Supplied material:
——————————

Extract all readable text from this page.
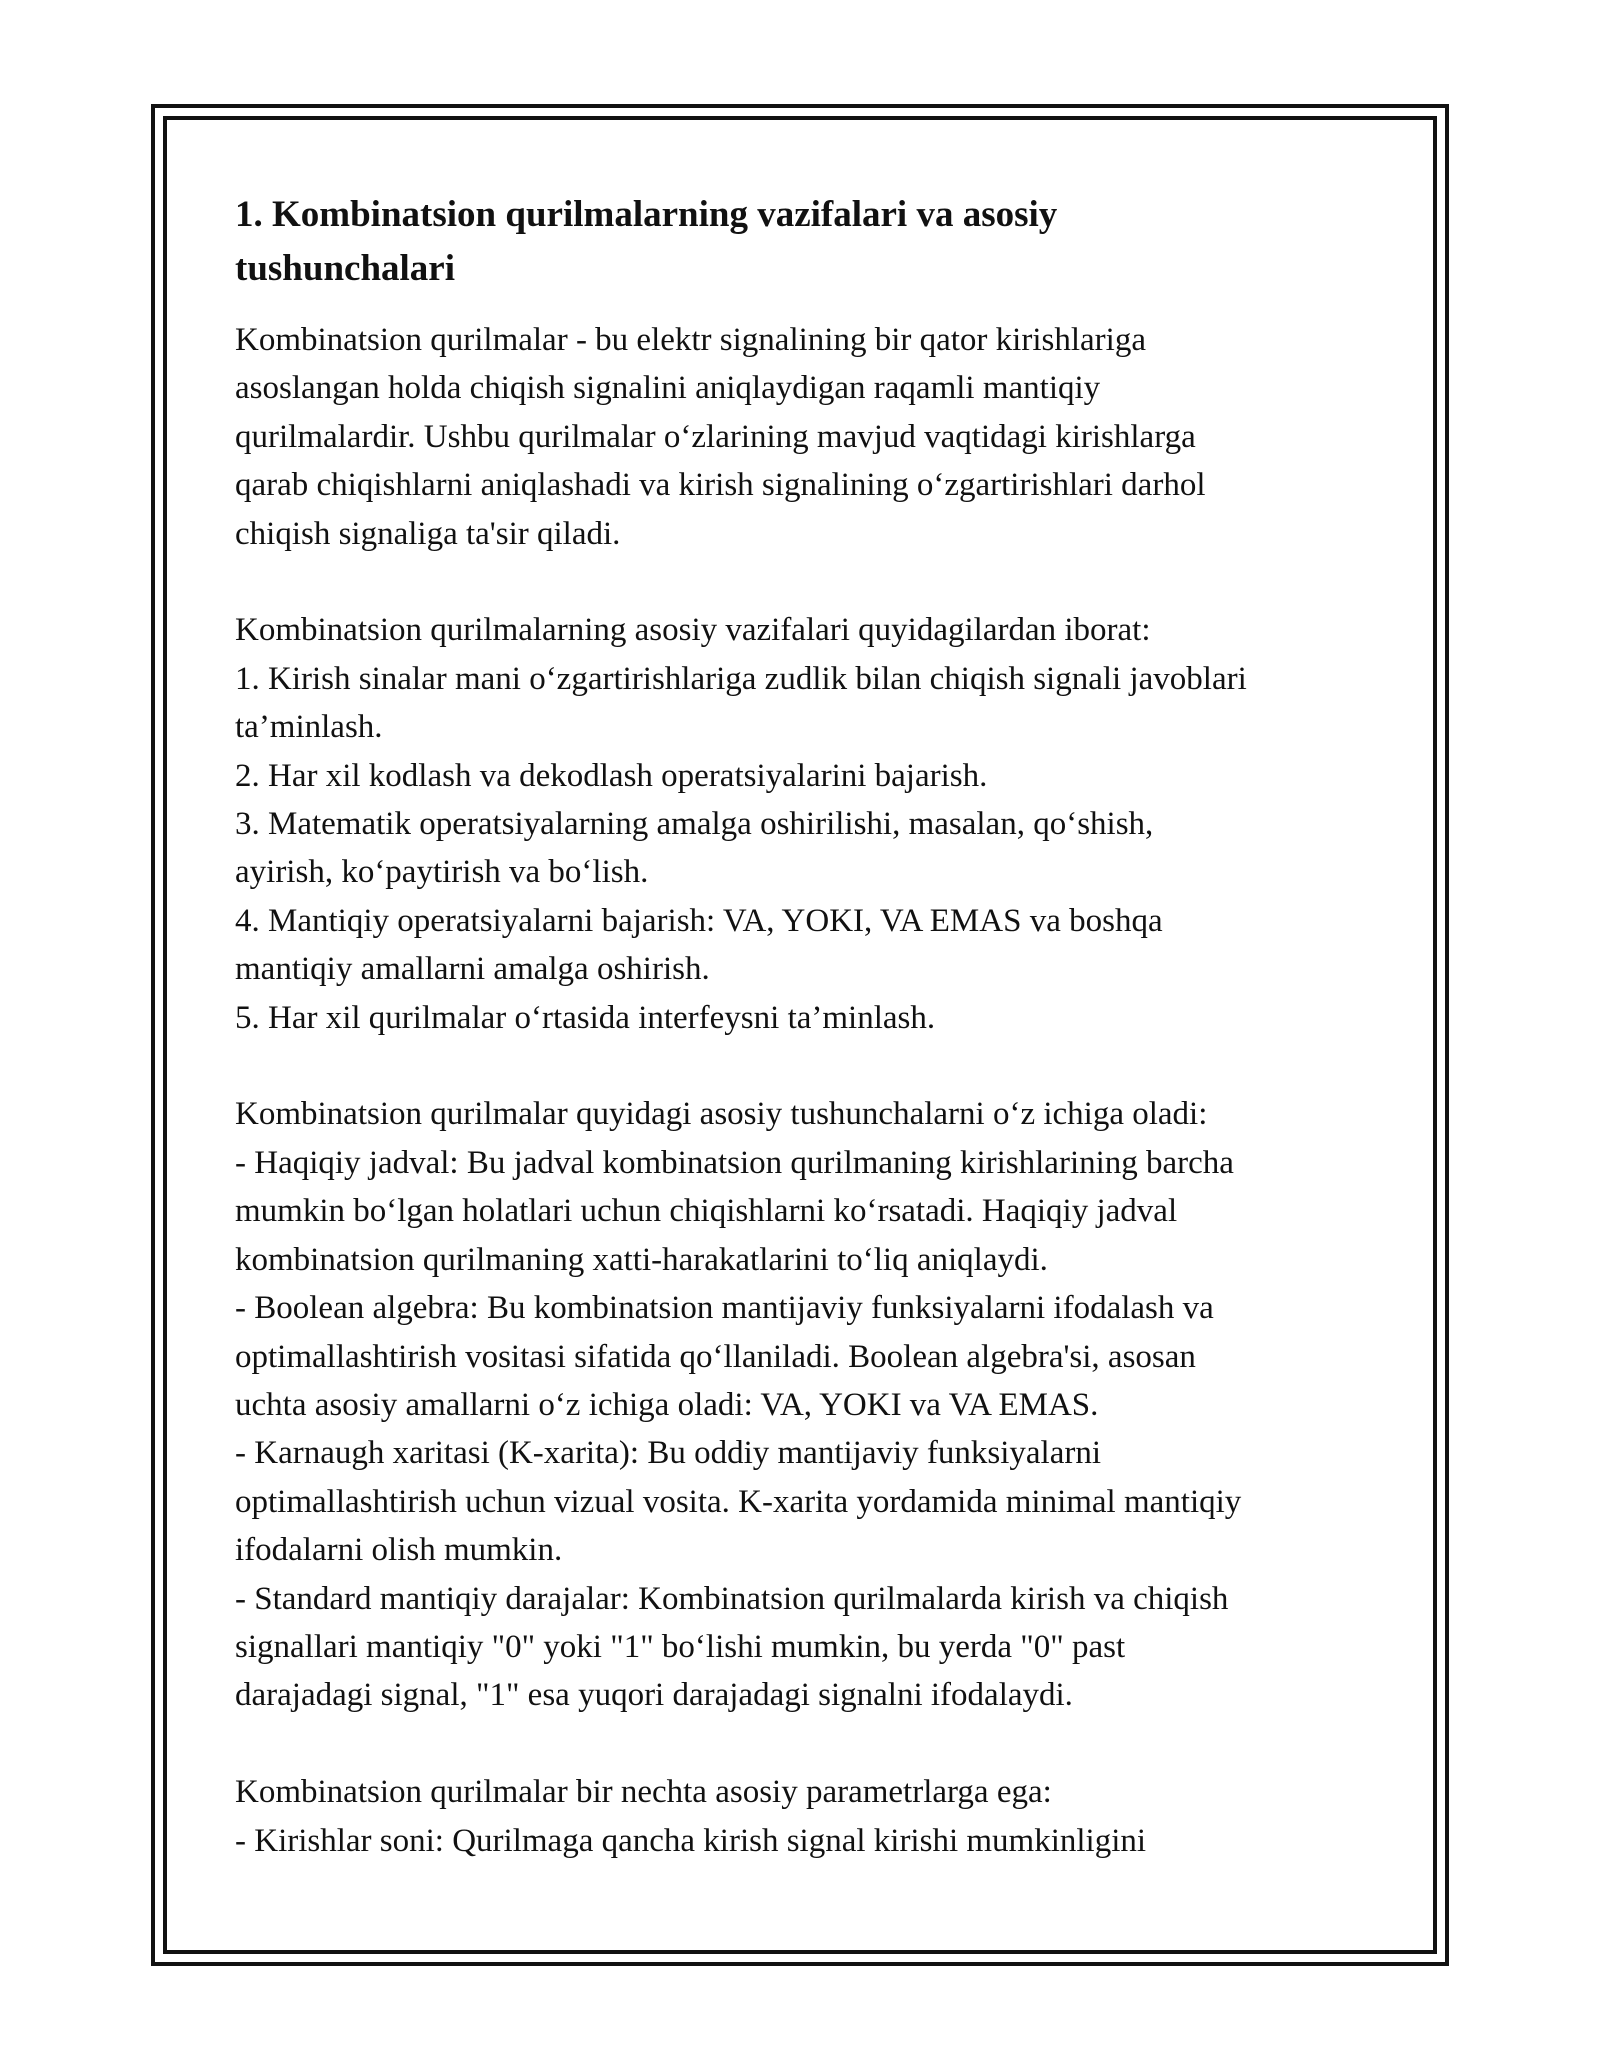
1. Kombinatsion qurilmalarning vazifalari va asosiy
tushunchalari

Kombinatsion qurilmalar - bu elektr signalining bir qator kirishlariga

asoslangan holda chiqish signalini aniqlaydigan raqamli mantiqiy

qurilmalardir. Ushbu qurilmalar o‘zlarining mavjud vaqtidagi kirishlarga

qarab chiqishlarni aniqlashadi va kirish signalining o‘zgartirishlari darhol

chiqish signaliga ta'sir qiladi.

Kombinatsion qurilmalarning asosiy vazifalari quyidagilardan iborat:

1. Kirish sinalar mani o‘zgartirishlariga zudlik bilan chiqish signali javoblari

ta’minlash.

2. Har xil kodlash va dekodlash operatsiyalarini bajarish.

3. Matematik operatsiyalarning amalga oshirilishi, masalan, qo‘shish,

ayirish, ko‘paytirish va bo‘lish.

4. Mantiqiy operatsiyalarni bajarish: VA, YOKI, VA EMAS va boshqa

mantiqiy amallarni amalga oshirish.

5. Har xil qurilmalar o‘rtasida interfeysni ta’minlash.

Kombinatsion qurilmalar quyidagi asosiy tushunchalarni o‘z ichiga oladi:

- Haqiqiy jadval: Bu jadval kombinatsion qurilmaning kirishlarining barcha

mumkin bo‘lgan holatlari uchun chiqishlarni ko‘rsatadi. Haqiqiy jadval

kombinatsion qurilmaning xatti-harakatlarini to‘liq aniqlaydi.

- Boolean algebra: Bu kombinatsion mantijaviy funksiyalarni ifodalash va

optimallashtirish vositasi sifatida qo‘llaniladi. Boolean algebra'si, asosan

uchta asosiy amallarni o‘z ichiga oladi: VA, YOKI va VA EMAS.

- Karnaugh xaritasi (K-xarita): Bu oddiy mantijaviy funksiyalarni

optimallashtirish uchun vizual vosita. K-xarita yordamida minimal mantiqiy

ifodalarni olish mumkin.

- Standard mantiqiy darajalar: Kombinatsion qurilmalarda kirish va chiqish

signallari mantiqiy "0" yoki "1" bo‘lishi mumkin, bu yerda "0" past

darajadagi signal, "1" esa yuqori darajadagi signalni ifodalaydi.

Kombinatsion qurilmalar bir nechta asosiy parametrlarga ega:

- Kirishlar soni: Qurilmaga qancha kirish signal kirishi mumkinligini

——————————

Set task: Work out how many lines of the material above contain the word "oladi", then give only that figure.

Final answer: 2